Transcribe the whole listing without a single picture.

——————————

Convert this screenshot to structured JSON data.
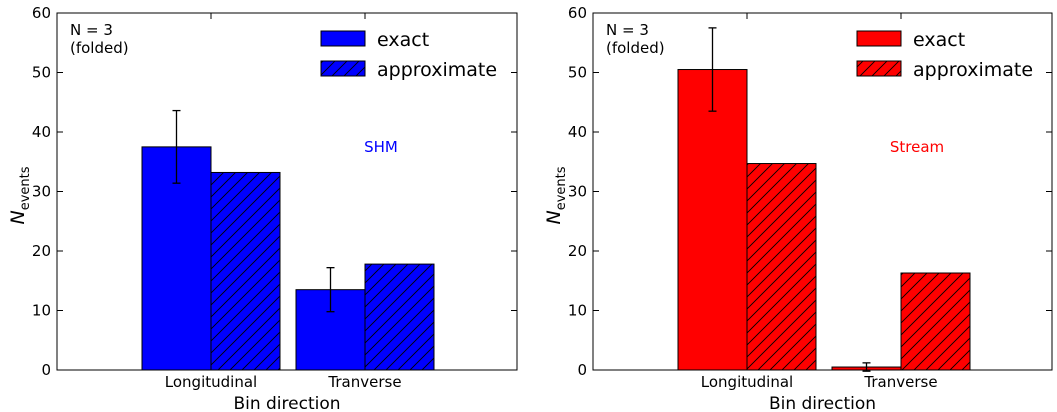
{
  "chart_data": [
    {
      "type": "bar",
      "panel_label": "SHM",
      "annotation": [
        "N = 3",
        "(folded)"
      ],
      "categories": [
        "Longitudinal",
        "Tranverse"
      ],
      "xlabel": "Bin direction",
      "ylabel": "N",
      "ylabel_sub": "events",
      "ylim": [
        0,
        60
      ],
      "yticks": [
        0,
        10,
        20,
        30,
        40,
        50,
        60
      ],
      "color": "#0000ff",
      "label_color": "#0000ff",
      "legend_position": "top-right",
      "series": [
        {
          "name": "exact",
          "values": [
            37.5,
            13.5
          ],
          "errors": [
            6.1,
            3.7
          ],
          "hatch": false
        },
        {
          "name": "approximate",
          "values": [
            33.2,
            17.8
          ],
          "hatch": true
        }
      ]
    },
    {
      "type": "bar",
      "panel_label": "Stream",
      "annotation": [
        "N = 3",
        "(folded)"
      ],
      "categories": [
        "Longitudinal",
        "Tranverse"
      ],
      "xlabel": "Bin direction",
      "ylabel": "N",
      "ylabel_sub": "events",
      "ylim": [
        0,
        60
      ],
      "yticks": [
        0,
        10,
        20,
        30,
        40,
        50,
        60
      ],
      "color": "#ff0000",
      "label_color": "#ff0000",
      "legend_position": "top-right",
      "series": [
        {
          "name": "exact",
          "values": [
            50.5,
            0.5
          ],
          "errors": [
            7.0,
            0.7
          ],
          "hatch": false
        },
        {
          "name": "approximate",
          "values": [
            34.7,
            16.3
          ],
          "hatch": true
        }
      ]
    }
  ]
}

——————————

THE REPLY:
Convert this screenshot to structured JSON data.
{
  "chart_data": [
    {
      "type": "bar",
      "panel_label": "SHM",
      "annotation": [
        "N = 3",
        "(folded)"
      ],
      "categories": [
        "Longitudinal",
        "Tranverse"
      ],
      "xlabel": "Bin direction",
      "ylabel": "N",
      "ylabel_sub": "events",
      "ylim": [
        0,
        60
      ],
      "yticks": [
        0,
        10,
        20,
        30,
        40,
        50,
        60
      ],
      "color": "#0000ff",
      "label_color": "#0000ff",
      "legend_position": "top-right",
      "series": [
        {
          "name": "exact",
          "values": [
            37.5,
            13.5
          ],
          "errors": [
            6.1,
            3.7
          ],
          "hatch": false
        },
        {
          "name": "approximate",
          "values": [
            33.2,
            17.8
          ],
          "hatch": true
        }
      ]
    },
    {
      "type": "bar",
      "panel_label": "Stream",
      "annotation": [
        "N = 3",
        "(folded)"
      ],
      "categories": [
        "Longitudinal",
        "Tranverse"
      ],
      "xlabel": "Bin direction",
      "ylabel": "N",
      "ylabel_sub": "events",
      "ylim": [
        0,
        60
      ],
      "yticks": [
        0,
        10,
        20,
        30,
        40,
        50,
        60
      ],
      "color": "#ff0000",
      "label_color": "#ff0000",
      "legend_position": "top-right",
      "series": [
        {
          "name": "exact",
          "values": [
            50.5,
            0.5
          ],
          "errors": [
            7.0,
            0.7
          ],
          "hatch": false
        },
        {
          "name": "approximate",
          "values": [
            34.7,
            16.3
          ],
          "hatch": true
        }
      ]
    }
  ]
}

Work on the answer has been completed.